REQUIRED TASK: Exactly repeat the full listing that follows.

TASK MATERIAL:
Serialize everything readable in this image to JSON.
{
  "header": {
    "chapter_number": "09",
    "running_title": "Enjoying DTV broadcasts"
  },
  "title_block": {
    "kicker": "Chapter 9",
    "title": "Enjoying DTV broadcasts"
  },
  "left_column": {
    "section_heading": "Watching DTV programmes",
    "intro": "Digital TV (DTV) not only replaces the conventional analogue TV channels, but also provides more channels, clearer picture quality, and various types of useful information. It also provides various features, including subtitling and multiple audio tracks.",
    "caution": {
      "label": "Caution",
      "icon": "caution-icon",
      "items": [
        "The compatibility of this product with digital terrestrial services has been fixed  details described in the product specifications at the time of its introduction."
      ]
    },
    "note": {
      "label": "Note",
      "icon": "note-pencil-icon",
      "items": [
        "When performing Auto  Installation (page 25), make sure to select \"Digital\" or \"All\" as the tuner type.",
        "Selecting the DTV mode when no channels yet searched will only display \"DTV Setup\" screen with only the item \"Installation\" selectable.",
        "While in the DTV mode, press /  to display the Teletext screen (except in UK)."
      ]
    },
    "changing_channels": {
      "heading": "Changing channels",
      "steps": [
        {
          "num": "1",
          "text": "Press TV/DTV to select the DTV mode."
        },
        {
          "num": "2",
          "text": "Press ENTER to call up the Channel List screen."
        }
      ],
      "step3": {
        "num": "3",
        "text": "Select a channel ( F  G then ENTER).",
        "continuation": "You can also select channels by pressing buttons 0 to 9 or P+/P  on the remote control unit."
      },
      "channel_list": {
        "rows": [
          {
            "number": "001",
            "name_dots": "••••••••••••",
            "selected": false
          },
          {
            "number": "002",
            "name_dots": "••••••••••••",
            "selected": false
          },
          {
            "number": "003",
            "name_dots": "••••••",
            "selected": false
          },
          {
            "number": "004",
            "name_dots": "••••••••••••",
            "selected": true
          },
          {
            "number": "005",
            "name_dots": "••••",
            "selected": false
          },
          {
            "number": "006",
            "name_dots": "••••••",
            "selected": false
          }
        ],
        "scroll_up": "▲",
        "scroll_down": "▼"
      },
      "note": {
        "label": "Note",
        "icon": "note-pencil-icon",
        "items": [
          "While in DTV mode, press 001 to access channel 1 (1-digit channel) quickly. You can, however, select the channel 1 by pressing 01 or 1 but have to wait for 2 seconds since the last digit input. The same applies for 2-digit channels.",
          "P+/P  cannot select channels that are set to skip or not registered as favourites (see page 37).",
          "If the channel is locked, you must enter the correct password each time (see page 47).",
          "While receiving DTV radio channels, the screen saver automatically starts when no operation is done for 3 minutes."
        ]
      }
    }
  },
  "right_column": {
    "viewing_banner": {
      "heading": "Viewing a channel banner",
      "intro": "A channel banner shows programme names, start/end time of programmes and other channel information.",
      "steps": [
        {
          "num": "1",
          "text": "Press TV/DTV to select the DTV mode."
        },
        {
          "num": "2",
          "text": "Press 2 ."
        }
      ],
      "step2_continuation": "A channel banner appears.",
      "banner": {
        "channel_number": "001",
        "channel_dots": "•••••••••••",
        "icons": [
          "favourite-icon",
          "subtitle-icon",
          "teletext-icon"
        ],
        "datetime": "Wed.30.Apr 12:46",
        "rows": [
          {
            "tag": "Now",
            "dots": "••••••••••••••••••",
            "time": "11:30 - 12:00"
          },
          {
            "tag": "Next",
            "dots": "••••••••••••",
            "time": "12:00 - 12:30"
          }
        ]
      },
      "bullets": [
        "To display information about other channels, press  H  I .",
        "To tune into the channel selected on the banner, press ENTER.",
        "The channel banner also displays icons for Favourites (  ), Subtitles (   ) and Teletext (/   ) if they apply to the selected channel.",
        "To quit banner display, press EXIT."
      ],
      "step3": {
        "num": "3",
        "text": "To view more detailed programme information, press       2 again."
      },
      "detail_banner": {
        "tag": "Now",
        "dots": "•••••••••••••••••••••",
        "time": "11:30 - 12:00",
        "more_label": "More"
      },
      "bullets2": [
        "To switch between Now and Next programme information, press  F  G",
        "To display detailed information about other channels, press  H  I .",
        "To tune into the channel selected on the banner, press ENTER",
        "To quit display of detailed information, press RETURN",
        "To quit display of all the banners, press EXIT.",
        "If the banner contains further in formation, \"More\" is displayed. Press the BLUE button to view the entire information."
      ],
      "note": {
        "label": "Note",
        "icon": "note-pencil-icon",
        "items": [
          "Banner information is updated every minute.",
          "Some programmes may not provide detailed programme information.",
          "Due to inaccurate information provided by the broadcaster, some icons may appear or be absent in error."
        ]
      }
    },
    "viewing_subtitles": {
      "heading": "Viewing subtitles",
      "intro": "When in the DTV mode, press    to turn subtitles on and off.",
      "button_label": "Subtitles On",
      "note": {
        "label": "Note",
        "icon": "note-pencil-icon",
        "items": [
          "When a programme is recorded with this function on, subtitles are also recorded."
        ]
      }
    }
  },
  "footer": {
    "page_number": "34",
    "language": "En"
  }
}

SOLUTION BELOW:
Serialize everything readable in this image to JSON.
{
  "header": {
    "chapter_number": "09",
    "running_title": "Enjoying DTV broadcasts"
  },
  "title_block": {
    "kicker": "Chapter 9",
    "title": "Enjoying DTV broadcasts"
  },
  "left_column": {
    "section_heading": "Watching DTV programmes",
    "intro": "Digital TV (DTV) not only replaces the conventional analogue TV channels, but also provides more channels, clearer picture quality, and various types of useful information. It also provides various features, including subtitling and multiple audio tracks.",
    "caution": {
      "label": "Caution",
      "icon": "caution-icon",
      "items": [
        "The compatibility of this product with digital terrestrial services has been fixed  details described in the product specifications at the time of its introduction."
      ]
    },
    "note": {
      "label": "Note",
      "icon": "note-pencil-icon",
      "items": [
        "When performing Auto  Installation (page 25), make sure to select \"Digital\" or \"All\" as the tuner type.",
        "Selecting the DTV mode when no channels yet searched will only display \"DTV Setup\" screen with only the item \"Installation\" selectable.",
        "While in the DTV mode, press /  to display the Teletext screen (except in UK)."
      ]
    },
    "changing_channels": {
      "heading": "Changing channels",
      "steps": [
        {
          "num": "1",
          "text": "Press TV/DTV to select the DTV mode."
        },
        {
          "num": "2",
          "text": "Press ENTER to call up the Channel List screen."
        }
      ],
      "step3": {
        "num": "3",
        "text": "Select a channel ( F  G then ENTER).",
        "continuation": "You can also select channels by pressing buttons 0 to 9 or P+/P  on the remote control unit."
      },
      "channel_list": {
        "rows": [
          {
            "number": "001",
            "name_dots": "••••••••••••",
            "selected": false
          },
          {
            "number": "002",
            "name_dots": "••••••••••••",
            "selected": false
          },
          {
            "number": "003",
            "name_dots": "••••••",
            "selected": false
          },
          {
            "number": "004",
            "name_dots": "••••••••••••",
            "selected": true
          },
          {
            "number": "005",
            "name_dots": "••••",
            "selected": false
          },
          {
            "number": "006",
            "name_dots": "••••••",
            "selected": false
          }
        ],
        "scroll_up": "▲",
        "scroll_down": "▼"
      },
      "note": {
        "label": "Note",
        "icon": "note-pencil-icon",
        "items": [
          "While in DTV mode, press 001 to access channel 1 (1-digit channel) quickly. You can, however, select the channel 1 by pressing 01 or 1 but have to wait for 2 seconds since the last digit input. The same applies for 2-digit channels.",
          "P+/P  cannot select channels that are set to skip or not registered as favourites (see page 37).",
          "If the channel is locked, you must enter the correct password each time (see page 47).",
          "While receiving DTV radio channels, the screen saver automatically starts when no operation is done for 3 minutes."
        ]
      }
    }
  },
  "right_column": {
    "viewing_banner": {
      "heading": "Viewing a channel banner",
      "intro": "A channel banner shows programme names, start/end time of programmes and other channel information.",
      "steps": [
        {
          "num": "1",
          "text": "Press TV/DTV to select the DTV mode."
        },
        {
          "num": "2",
          "text": "Press 2 ."
        }
      ],
      "step2_continuation": "A channel banner appears.",
      "banner": {
        "channel_number": "001",
        "channel_dots": "•••••••••••",
        "icons": [
          "favourite-icon",
          "subtitle-icon",
          "teletext-icon"
        ],
        "datetime": "Wed.30.Apr 12:46",
        "rows": [
          {
            "tag": "Now",
            "dots": "••••••••••••••••••",
            "time": "11:30 - 12:00"
          },
          {
            "tag": "Next",
            "dots": "••••••••••••",
            "time": "12:00 - 12:30"
          }
        ]
      },
      "bullets": [
        "To display information about other channels, press  H  I .",
        "To tune into the channel selected on the banner, press ENTER.",
        "The channel banner also displays icons for Favourites (  ), Subtitles (   ) and Teletext (/   ) if they apply to the selected channel.",
        "To quit banner display, press EXIT."
      ],
      "step3": {
        "num": "3",
        "text": "To view more detailed programme information, press       2 again."
      },
      "detail_banner": {
        "tag": "Now",
        "dots": "•••••••••••••••••••••",
        "time": "11:30 - 12:00",
        "more_label": "More"
      },
      "bullets2": [
        "To switch between Now and Next programme information, press  F  G",
        "To display detailed information about other channels, press  H  I .",
        "To tune into the channel selected on the banner, press ENTER",
        "To quit display of detailed information, press RETURN",
        "To quit display of all the banners, press EXIT.",
        "If the banner contains further in formation, \"More\" is displayed. Press the BLUE button to view the entire information."
      ],
      "note": {
        "label": "Note",
        "icon": "note-pencil-icon",
        "items": [
          "Banner information is updated every minute.",
          "Some programmes may not provide detailed programme information.",
          "Due to inaccurate information provided by the broadcaster, some icons may appear or be absent in error."
        ]
      }
    },
    "viewing_subtitles": {
      "heading": "Viewing subtitles",
      "intro": "When in the DTV mode, press    to turn subtitles on and off.",
      "button_label": "Subtitles On",
      "note": {
        "label": "Note",
        "icon": "note-pencil-icon",
        "items": [
          "When a programme is recorded with this function on, subtitles are also recorded."
        ]
      }
    }
  },
  "footer": {
    "page_number": "34",
    "language": "En"
  }
}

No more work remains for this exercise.